>> START Recorded information
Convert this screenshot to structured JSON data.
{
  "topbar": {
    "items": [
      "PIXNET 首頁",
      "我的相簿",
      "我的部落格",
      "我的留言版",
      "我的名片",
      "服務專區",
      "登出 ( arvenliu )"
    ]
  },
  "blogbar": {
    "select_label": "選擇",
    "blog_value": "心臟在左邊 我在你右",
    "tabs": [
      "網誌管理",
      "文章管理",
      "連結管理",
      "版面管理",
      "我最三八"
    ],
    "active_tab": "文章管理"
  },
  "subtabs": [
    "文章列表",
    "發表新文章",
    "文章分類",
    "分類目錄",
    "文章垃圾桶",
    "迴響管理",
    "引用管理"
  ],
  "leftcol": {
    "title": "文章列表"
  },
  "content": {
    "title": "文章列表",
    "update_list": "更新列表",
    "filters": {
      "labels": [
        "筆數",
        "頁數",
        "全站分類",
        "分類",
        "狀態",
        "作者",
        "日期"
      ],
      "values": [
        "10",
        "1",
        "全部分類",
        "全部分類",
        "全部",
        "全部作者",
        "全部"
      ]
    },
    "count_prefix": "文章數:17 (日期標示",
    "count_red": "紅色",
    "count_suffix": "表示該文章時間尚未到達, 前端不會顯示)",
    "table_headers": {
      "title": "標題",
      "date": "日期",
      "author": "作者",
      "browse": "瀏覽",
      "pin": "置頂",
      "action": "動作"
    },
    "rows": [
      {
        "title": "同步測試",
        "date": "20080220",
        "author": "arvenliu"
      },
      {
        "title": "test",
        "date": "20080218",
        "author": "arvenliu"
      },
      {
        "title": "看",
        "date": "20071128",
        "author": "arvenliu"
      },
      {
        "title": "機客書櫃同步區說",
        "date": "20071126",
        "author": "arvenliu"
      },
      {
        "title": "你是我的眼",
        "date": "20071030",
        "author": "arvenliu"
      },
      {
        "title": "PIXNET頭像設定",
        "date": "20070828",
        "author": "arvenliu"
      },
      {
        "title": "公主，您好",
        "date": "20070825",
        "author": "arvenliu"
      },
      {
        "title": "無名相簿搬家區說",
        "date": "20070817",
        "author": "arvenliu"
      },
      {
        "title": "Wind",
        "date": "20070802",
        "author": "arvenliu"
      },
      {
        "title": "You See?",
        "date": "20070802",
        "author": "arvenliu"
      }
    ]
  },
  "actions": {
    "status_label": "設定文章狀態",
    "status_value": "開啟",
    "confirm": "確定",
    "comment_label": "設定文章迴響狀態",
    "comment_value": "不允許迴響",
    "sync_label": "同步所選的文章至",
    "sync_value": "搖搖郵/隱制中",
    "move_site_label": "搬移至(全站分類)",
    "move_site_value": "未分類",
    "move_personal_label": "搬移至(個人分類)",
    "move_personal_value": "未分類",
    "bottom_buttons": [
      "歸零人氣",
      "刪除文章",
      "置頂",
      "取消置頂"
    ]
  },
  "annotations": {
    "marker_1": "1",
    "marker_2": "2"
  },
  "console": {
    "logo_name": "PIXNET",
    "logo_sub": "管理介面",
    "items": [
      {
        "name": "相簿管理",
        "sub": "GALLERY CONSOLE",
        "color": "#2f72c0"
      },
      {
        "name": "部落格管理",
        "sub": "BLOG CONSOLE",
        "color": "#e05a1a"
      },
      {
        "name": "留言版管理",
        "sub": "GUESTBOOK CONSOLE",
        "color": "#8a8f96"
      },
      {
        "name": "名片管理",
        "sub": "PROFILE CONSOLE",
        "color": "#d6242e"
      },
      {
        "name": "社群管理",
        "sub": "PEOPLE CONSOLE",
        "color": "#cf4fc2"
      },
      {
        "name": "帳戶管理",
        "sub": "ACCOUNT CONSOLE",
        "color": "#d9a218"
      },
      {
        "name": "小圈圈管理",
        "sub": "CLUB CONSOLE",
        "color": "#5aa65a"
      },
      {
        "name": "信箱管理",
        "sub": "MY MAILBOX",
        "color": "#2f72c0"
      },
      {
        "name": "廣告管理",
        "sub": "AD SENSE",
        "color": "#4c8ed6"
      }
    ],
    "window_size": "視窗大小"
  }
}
>> END Recorded information
→ **Your instructions**: Without leaving anything out, give the entries again exactly.

→ **Problem solution**:
Convert this screenshot to structured JSON data.
{
  "topbar": {
    "items": [
      "PIXNET 首頁",
      "我的相簿",
      "我的部落格",
      "我的留言版",
      "我的名片",
      "服務專區",
      "登出 ( arvenliu )"
    ]
  },
  "blogbar": {
    "select_label": "選擇",
    "blog_value": "心臟在左邊 我在你右",
    "tabs": [
      "網誌管理",
      "文章管理",
      "連結管理",
      "版面管理",
      "我最三八"
    ],
    "active_tab": "文章管理"
  },
  "subtabs": [
    "文章列表",
    "發表新文章",
    "文章分類",
    "分類目錄",
    "文章垃圾桶",
    "迴響管理",
    "引用管理"
  ],
  "leftcol": {
    "title": "文章列表"
  },
  "content": {
    "title": "文章列表",
    "update_list": "更新列表",
    "filters": {
      "labels": [
        "筆數",
        "頁數",
        "全站分類",
        "分類",
        "狀態",
        "作者",
        "日期"
      ],
      "values": [
        "10",
        "1",
        "全部分類",
        "全部分類",
        "全部",
        "全部作者",
        "全部"
      ]
    },
    "count_prefix": "文章數:17 (日期標示",
    "count_red": "紅色",
    "count_suffix": "表示該文章時間尚未到達, 前端不會顯示)",
    "table_headers": {
      "title": "標題",
      "date": "日期",
      "author": "作者",
      "browse": "瀏覽",
      "pin": "置頂",
      "action": "動作"
    },
    "rows": [
      {
        "title": "同步測試",
        "date": "20080220",
        "author": "arvenliu"
      },
      {
        "title": "test",
        "date": "20080218",
        "author": "arvenliu"
      },
      {
        "title": "看",
        "date": "20071128",
        "author": "arvenliu"
      },
      {
        "title": "機客書櫃同步區說",
        "date": "20071126",
        "author": "arvenliu"
      },
      {
        "title": "你是我的眼",
        "date": "20071030",
        "author": "arvenliu"
      },
      {
        "title": "PIXNET頭像設定",
        "date": "20070828",
        "author": "arvenliu"
      },
      {
        "title": "公主，您好",
        "date": "20070825",
        "author": "arvenliu"
      },
      {
        "title": "無名相簿搬家區說",
        "date": "20070817",
        "author": "arvenliu"
      },
      {
        "title": "Wind",
        "date": "20070802",
        "author": "arvenliu"
      },
      {
        "title": "You See?",
        "date": "20070802",
        "author": "arvenliu"
      }
    ]
  },
  "actions": {
    "status_label": "設定文章狀態",
    "status_value": "開啟",
    "confirm": "確定",
    "comment_label": "設定文章迴響狀態",
    "comment_value": "不允許迴響",
    "sync_label": "同步所選的文章至",
    "sync_value": "搖搖郵/隱制中",
    "move_site_label": "搬移至(全站分類)",
    "move_site_value": "未分類",
    "move_personal_label": "搬移至(個人分類)",
    "move_personal_value": "未分類",
    "bottom_buttons": [
      "歸零人氣",
      "刪除文章",
      "置頂",
      "取消置頂"
    ]
  },
  "annotations": {
    "marker_1": "1",
    "marker_2": "2"
  },
  "console": {
    "logo_name": "PIXNET",
    "logo_sub": "管理介面",
    "items": [
      {
        "name": "相簿管理",
        "sub": "GALLERY CONSOLE",
        "color": "#2f72c0"
      },
      {
        "name": "部落格管理",
        "sub": "BLOG CONSOLE",
        "color": "#e05a1a"
      },
      {
        "name": "留言版管理",
        "sub": "GUESTBOOK CONSOLE",
        "color": "#8a8f96"
      },
      {
        "name": "名片管理",
        "sub": "PROFILE CONSOLE",
        "color": "#d6242e"
      },
      {
        "name": "社群管理",
        "sub": "PEOPLE CONSOLE",
        "color": "#cf4fc2"
      },
      {
        "name": "帳戶管理",
        "sub": "ACCOUNT CONSOLE",
        "color": "#d9a218"
      },
      {
        "name": "小圈圈管理",
        "sub": "CLUB CONSOLE",
        "color": "#5aa65a"
      },
      {
        "name": "信箱管理",
        "sub": "MY MAILBOX",
        "color": "#2f72c0"
      },
      {
        "name": "廣告管理",
        "sub": "AD SENSE",
        "color": "#4c8ed6"
      }
    ],
    "window_size": "視窗大小"
  }
}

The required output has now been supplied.